> Your tasks:
[1] In the discrete Bayesian networks page, substitute "starting" for "initial" and write out the passage starting with "from pgmpy.estimators import" and going on through "network, list of tuples (node1, node2)".
[2] According to the discrete Bayesian networks page, how many bins does the KBinsDiscretizer use in the preprocessing code?

> Article:
--
Discrete Bayesian Networks

Network initialization

If all the variables in dataset are discrete, DiscreteBN is recommended to use. To initialize a DiscreteBN object, you can use the following code:

import bamt.networks as networks

bn = networks.DiscreteBN()

Data Preprocessing

If the dataset contains float values (e.g. 1.0, 2.0 etc), they should be converted to integers or discretized before using DiscreteBN. Before applying any structure or parametric learning, the data should be preprocessed as follows:

import bamt.Preprocessor as pp
import pandas as pd
from sklearn import preprocessing

data = pd.read_csv('data.csv')

encoder = preprocessing.LabelEncoder()
discretizer = preprocessing.KBinsDiscretizer(n_bins=5, encode='ordinal', strategy='quantile')

p = pp.Preprocessor([('encoder', encoder), ('discretizer', discretizer)])
discretized_data, est = p.apply(data)

info = p.info

Structure Learning

For structure learning of discrete BNs, bn.add_nodes() and bn.add_edges() methods should be used.

from pgmpy.estimators import K2

bn.add_nodes(info) # add nodes from info obtained from preprocessing

bn.get_info() # to make sure that the network recognizes the variables as discrete

params = {
            # Defines initial nodes of the network, list of node names
           'init_nodes':[...]
            # Defines initial edges of the network, list of tuples (node1, node2)
           'init_edges':[...]
            # Strictly set edges where algoritm must learn, list of tuples (node1, node2)
           'white_list':[...]
           # blacklist edges, list of tuples (node1, node2)
           'bl_add':[...]
            # Allow algorithm to remove edges defined by user, bool
           'remove_init_edges':True
          }

# Structure learning using K2Score and parameters defined above
bn.add_edges(discretized_data, scoring_function=('K2', K2), params=params)

bn.plot('foo.html') # Plot the network, save it to foo.html, NOT rendered in notebook

Parametric Learning

For parametric learning of discrete BNs, bn.fit_parameters() method is used.

bn.fit_parameters(data)

bn.get_info() # get information table about the network
--
> Supplied material:
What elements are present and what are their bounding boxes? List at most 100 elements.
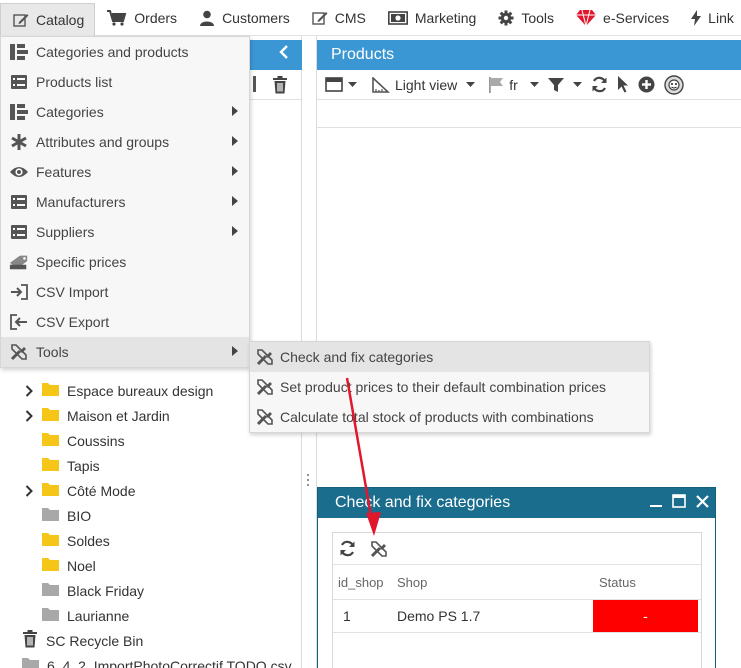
--
> Task-by-task results:
[1]
from pgmpy.estimators import K2

bn.add_nodes(info) # add nodes from info obtained from preprocessing

bn.get_info() # to make sure that the network recognizes the variables as discrete

params = {
            # Defines starting nodes of the network, list of node names
           'init_nodes':[...]
            # Defines starting edges of the network, list of tuples (node1, node2)

[2] Five bins (n_bins=5).